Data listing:
☆ ☆ ☆ ☆

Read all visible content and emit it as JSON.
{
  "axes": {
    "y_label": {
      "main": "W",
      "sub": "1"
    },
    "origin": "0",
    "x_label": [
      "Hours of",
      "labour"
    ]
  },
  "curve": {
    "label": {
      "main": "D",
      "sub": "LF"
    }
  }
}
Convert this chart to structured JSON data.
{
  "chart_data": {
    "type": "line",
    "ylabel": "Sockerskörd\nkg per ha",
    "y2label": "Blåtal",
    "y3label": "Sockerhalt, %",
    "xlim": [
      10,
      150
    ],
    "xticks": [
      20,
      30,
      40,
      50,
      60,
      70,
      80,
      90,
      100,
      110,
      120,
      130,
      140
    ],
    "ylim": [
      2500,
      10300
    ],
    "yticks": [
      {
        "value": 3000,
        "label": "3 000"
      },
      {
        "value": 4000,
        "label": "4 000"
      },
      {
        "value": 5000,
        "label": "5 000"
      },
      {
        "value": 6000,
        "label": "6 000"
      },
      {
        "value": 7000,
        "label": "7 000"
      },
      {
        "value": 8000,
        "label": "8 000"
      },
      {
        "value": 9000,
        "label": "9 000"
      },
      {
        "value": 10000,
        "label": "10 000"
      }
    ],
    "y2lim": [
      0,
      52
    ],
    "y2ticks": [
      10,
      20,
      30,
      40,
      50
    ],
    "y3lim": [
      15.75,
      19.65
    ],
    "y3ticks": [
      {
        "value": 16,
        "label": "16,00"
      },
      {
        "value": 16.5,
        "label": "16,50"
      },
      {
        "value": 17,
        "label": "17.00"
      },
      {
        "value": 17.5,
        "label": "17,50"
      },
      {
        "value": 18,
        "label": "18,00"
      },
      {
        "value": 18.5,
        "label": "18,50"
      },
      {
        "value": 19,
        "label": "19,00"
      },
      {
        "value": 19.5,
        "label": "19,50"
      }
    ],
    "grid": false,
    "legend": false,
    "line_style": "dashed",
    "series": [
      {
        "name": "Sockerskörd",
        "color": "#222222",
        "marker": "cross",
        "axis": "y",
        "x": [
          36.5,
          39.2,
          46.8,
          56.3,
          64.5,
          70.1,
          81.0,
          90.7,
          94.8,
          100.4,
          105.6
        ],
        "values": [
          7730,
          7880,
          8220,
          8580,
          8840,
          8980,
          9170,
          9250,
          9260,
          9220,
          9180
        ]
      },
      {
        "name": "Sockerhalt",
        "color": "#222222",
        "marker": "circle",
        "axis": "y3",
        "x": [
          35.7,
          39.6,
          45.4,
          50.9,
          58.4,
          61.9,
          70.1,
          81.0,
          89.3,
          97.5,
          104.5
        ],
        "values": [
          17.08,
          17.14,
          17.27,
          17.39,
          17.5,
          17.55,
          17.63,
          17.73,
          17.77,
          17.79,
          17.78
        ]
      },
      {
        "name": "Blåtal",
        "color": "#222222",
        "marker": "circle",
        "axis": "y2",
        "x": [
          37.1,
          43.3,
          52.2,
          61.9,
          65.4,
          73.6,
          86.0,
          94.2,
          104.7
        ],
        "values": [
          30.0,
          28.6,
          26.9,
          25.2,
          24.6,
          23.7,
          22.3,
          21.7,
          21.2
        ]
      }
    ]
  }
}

☆ ☆ ☆ ☆

Request:
Reproduce the material above exactly; please quote every line of it.

Worked solution:
Read all visible content and emit it as JSON.
{
  "axes": {
    "y_label": {
      "main": "W",
      "sub": "1"
    },
    "origin": "0",
    "x_label": [
      "Hours of",
      "labour"
    ]
  },
  "curve": {
    "label": {
      "main": "D",
      "sub": "LF"
    }
  }
}
Convert this chart to structured JSON data.
{
  "chart_data": {
    "type": "line",
    "ylabel": "Sockerskörd\nkg per ha",
    "y2label": "Blåtal",
    "y3label": "Sockerhalt, %",
    "xlim": [
      10,
      150
    ],
    "xticks": [
      20,
      30,
      40,
      50,
      60,
      70,
      80,
      90,
      100,
      110,
      120,
      130,
      140
    ],
    "ylim": [
      2500,
      10300
    ],
    "yticks": [
      {
        "value": 3000,
        "label": "3 000"
      },
      {
        "value": 4000,
        "label": "4 000"
      },
      {
        "value": 5000,
        "label": "5 000"
      },
      {
        "value": 6000,
        "label": "6 000"
      },
      {
        "value": 7000,
        "label": "7 000"
      },
      {
        "value": 8000,
        "label": "8 000"
      },
      {
        "value": 9000,
        "label": "9 000"
      },
      {
        "value": 10000,
        "label": "10 000"
      }
    ],
    "y2lim": [
      0,
      52
    ],
    "y2ticks": [
      10,
      20,
      30,
      40,
      50
    ],
    "y3lim": [
      15.75,
      19.65
    ],
    "y3ticks": [
      {
        "value": 16,
        "label": "16,00"
      },
      {
        "value": 16.5,
        "label": "16,50"
      },
      {
        "value": 17,
        "label": "17.00"
      },
      {
        "value": 17.5,
        "label": "17,50"
      },
      {
        "value": 18,
        "label": "18,00"
      },
      {
        "value": 18.5,
        "label": "18,50"
      },
      {
        "value": 19,
        "label": "19,00"
      },
      {
        "value": 19.5,
        "label": "19,50"
      }
    ],
    "grid": false,
    "legend": false,
    "line_style": "dashed",
    "series": [
      {
        "name": "Sockerskörd",
        "color": "#222222",
        "marker": "cross",
        "axis": "y",
        "x": [
          36.5,
          39.2,
          46.8,
          56.3,
          64.5,
          70.1,
          81.0,
          90.7,
          94.8,
          100.4,
          105.6
        ],
        "values": [
          7730,
          7880,
          8220,
          8580,
          8840,
          8980,
          9170,
          9250,
          9260,
          9220,
          9180
        ]
      },
      {
        "name": "Sockerhalt",
        "color": "#222222",
        "marker": "circle",
        "axis": "y3",
        "x": [
          35.7,
          39.6,
          45.4,
          50.9,
          58.4,
          61.9,
          70.1,
          81.0,
          89.3,
          97.5,
          104.5
        ],
        "values": [
          17.08,
          17.14,
          17.27,
          17.39,
          17.5,
          17.55,
          17.63,
          17.73,
          17.77,
          17.79,
          17.78
        ]
      },
      {
        "name": "Blåtal",
        "color": "#222222",
        "marker": "circle",
        "axis": "y2",
        "x": [
          37.1,
          43.3,
          52.2,
          61.9,
          65.4,
          73.6,
          86.0,
          94.2,
          104.7
        ],
        "values": [
          30.0,
          28.6,
          26.9,
          25.2,
          24.6,
          23.7,
          22.3,
          21.7,
          21.2
        ]
      }
    ]
  }
}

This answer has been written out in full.